* PAGE EXTRACT *
Suppose that $X_{1}, ..., X_{n}$ are independent, identically-distributed random variables with marginal density function $f(x)$. Calculate $P(X_{1} < X_{2} < \cdots < X_{n})$.

I know with 2 independent random variables $X$ and $Y$, $$P(X < Y) = \int_{-\infty}^{\infty}\int_{-\infty}^yf(x)f(y)dxdy.$$

So by the same reasoning, I did $$P(X_{1} < \cdots < X_{n}) = \int_{x_{n}=-\infty}^\infty\int_{x_{n-1}=-\infty}^{x_{n}}\cdots\int_{x{_1}=-\infty}^{x_{2}}f_{X_1}f_{X_2}\cdots\ f_{X_n} dx_1dx_2\cdots dx_n.$$

Is what I have so far correct? If so, what should I do from there?

  • 2
    $\begingroup$ Hint: you can make use of symmetry. Consider that any reordering of the variables gives the same joint density $\endgroup$
    – Luis Mendo
    Commented Apr 28, 2023 at 19:47
  • $\begingroup$ Continuous assumption and symmetricity will simplify calculations. (e.g. this probability would be 0 if X are Bernouilli and n > 2) $\endgroup$
    – gunes
    Commented Apr 28, 2023 at 19:52
  • $\begingroup$ All permutations being equally likely by iid-ness, no calculation is necessary $\endgroup$
    – Xi'an
    Commented Apr 29, 2023 at 8:04

2 Answers 2


From the symmetry perspective, the answer is clearly $1/n!$, as $X_1 < \cdots < X_n$ is just one permutation of all $n!$ permutations with equal probabilities by the i.i.d. and absolutely continuous assumption.

* RECORDS FOR THIS EXERCISE *
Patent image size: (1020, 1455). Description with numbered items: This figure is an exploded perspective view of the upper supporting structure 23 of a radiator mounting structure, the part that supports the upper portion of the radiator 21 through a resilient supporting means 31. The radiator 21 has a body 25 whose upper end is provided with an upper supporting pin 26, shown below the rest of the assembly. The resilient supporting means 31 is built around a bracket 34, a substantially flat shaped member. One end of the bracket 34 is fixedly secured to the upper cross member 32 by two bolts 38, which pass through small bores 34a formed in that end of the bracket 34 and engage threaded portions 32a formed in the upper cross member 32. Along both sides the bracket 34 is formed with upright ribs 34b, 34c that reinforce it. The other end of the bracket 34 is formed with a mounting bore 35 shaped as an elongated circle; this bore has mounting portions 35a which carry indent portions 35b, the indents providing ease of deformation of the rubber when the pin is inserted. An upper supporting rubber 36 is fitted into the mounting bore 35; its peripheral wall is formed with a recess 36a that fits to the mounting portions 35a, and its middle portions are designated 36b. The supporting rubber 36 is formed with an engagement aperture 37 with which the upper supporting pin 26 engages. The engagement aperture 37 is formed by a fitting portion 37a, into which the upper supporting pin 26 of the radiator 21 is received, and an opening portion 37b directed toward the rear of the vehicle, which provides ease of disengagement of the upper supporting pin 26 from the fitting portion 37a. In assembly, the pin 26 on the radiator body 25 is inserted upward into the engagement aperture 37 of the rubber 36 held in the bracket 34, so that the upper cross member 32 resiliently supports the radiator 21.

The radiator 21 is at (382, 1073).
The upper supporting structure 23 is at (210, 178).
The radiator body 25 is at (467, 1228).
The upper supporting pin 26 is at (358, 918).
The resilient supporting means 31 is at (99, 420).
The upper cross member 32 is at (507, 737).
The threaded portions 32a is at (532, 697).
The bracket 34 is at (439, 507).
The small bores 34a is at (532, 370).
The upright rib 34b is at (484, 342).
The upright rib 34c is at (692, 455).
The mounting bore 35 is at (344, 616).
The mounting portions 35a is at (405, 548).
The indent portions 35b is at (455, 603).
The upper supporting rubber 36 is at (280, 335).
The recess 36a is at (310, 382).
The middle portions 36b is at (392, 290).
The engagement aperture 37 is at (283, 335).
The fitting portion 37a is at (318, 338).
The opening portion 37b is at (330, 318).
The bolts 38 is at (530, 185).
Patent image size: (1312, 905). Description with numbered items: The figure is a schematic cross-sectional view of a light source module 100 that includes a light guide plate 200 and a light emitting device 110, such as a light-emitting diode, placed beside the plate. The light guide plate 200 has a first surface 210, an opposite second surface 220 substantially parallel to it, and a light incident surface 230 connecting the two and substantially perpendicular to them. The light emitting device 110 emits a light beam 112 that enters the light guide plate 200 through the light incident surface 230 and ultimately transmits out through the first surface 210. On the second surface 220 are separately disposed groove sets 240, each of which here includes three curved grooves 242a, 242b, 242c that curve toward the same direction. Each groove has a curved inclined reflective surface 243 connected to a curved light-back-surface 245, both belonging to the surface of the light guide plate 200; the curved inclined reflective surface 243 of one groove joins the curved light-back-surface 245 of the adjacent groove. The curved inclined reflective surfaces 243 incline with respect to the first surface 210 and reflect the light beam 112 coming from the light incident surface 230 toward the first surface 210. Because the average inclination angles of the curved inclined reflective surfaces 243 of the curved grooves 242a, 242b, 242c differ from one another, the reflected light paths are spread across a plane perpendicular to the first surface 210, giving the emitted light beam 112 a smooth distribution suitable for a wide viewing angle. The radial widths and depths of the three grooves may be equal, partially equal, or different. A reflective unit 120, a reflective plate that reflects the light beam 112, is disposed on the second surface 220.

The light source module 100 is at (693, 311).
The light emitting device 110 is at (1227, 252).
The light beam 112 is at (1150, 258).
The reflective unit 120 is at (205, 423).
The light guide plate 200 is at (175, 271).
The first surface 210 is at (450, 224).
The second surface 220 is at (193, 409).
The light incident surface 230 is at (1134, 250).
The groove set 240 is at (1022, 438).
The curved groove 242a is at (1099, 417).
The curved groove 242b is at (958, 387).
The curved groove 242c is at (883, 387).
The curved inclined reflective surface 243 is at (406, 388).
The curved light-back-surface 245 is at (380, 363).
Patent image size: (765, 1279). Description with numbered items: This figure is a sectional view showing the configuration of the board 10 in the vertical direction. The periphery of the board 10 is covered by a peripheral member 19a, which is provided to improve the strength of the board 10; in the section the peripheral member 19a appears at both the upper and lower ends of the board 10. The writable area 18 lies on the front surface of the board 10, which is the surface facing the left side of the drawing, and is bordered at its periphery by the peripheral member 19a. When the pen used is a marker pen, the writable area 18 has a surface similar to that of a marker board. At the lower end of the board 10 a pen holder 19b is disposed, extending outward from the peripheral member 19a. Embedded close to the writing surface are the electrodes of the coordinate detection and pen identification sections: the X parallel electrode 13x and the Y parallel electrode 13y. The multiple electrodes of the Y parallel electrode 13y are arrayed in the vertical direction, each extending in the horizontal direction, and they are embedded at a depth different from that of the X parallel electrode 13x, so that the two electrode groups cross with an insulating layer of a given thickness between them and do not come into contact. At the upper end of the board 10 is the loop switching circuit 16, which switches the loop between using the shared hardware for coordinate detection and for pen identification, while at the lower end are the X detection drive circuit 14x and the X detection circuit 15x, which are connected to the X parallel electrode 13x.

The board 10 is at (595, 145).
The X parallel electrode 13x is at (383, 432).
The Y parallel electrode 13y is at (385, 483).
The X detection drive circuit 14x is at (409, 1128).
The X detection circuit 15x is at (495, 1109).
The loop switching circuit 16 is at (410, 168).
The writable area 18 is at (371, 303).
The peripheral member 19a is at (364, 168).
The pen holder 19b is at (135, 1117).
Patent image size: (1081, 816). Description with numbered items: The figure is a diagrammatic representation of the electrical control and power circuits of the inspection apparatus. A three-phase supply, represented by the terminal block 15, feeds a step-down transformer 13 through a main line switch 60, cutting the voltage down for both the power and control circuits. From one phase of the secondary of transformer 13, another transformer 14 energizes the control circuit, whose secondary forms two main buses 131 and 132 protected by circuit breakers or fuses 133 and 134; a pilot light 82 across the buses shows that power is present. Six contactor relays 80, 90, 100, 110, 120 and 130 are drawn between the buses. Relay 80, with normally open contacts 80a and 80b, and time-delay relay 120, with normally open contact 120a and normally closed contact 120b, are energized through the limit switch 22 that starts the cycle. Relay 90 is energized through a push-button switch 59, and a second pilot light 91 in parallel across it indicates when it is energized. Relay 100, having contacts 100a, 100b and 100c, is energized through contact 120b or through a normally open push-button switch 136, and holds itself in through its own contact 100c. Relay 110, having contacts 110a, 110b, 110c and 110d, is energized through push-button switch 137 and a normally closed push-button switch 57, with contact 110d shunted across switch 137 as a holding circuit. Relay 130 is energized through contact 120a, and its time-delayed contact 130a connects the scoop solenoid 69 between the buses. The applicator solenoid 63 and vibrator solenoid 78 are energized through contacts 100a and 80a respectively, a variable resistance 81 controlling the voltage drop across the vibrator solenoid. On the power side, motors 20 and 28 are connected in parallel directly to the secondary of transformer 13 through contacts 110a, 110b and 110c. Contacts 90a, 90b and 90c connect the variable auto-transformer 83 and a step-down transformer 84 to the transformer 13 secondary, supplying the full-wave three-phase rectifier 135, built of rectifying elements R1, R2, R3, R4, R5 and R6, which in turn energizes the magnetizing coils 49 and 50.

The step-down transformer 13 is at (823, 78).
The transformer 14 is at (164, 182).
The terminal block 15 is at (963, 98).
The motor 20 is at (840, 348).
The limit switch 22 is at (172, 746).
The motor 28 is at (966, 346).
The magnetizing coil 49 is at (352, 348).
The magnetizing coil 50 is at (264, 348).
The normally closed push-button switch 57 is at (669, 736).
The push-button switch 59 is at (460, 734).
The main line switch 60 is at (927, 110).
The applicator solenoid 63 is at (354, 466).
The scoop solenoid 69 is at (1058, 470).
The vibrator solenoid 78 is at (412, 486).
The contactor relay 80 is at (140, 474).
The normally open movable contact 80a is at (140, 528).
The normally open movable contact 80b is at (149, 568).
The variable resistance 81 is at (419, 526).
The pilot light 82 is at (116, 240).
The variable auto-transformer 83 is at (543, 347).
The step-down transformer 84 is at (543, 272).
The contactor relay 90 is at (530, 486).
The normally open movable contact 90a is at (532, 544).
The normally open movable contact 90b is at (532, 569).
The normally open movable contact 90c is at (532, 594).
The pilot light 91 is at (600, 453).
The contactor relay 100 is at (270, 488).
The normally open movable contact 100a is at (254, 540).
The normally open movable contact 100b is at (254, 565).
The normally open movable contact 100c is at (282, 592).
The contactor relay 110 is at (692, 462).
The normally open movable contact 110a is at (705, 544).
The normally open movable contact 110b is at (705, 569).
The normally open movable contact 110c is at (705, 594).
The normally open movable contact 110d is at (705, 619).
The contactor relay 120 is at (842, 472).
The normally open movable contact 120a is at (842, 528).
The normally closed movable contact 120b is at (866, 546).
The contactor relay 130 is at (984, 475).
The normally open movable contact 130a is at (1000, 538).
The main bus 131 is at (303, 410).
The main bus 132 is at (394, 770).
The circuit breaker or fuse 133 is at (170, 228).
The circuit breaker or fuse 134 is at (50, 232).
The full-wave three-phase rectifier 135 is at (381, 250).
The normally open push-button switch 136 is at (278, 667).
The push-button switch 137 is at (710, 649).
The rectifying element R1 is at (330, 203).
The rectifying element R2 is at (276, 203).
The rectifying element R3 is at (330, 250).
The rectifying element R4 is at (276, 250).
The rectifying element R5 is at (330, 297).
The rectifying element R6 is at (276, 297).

* PROBLEMS TO SOLVE *
A) List the names of everyone who posted a comment in the thread.
B) In the records, turn the lines from the one containing "Patent image size: (765, 1279)." up to and including the one containing "The Y parallel electrode 13y is" into a numbered list, leaving out blank lines.
The thread and the records have nothing to do with each other.

* IN RESPONSE *
A)
Luis Mendo
gunes
Xi'an

B)
1. Patent image size: (765, 1279). Description with numbered items: This figure is a sectional view showing the configuration of the board 10 in the vertical direction. The periphery of the board 10 is covered by a peripheral member 19a, which is provided to improve the strength of the board 10; in the section the peripheral member 19a appears at both the upper and lower ends of the board 10. The writable area 18 lies on the front surface of the board 10, which is the surface facing the left side of the drawing, and is bordered at its periphery by the peripheral member 19a. When the pen used is a marker pen, the writable area 18 has a surface similar to that of a marker board. At the lower end of the board 10 a pen holder 19b is disposed, extending outward from the peripheral member 19a. Embedded close to the writing surface are the electrodes of the coordinate detection and pen identification sections: the X parallel electrode 13x and the Y parallel electrode 13y. The multiple electrodes of the Y parallel electrode 13y are arrayed in the vertical direction, each extending in the horizontal direction, and they are embedded at a depth different from that of the X parallel electrode 13x, so that the two electrode groups cross with an insulating layer of a given thickness between them and do not come into contact. At the upper end of the board 10 is the loop switching circuit 16, which switches the loop between using the shared hardware for coordinate detection and for pen identification, while at the lower end are the X detection drive circuit 14x and the X detection circuit 15x, which are connected to the X parallel electrode 13x.
2. The board 10 is at (595, 145).
3. The X parallel electrode 13x is at (383, 432).
4. The Y parallel electrode 13y is at (385, 483).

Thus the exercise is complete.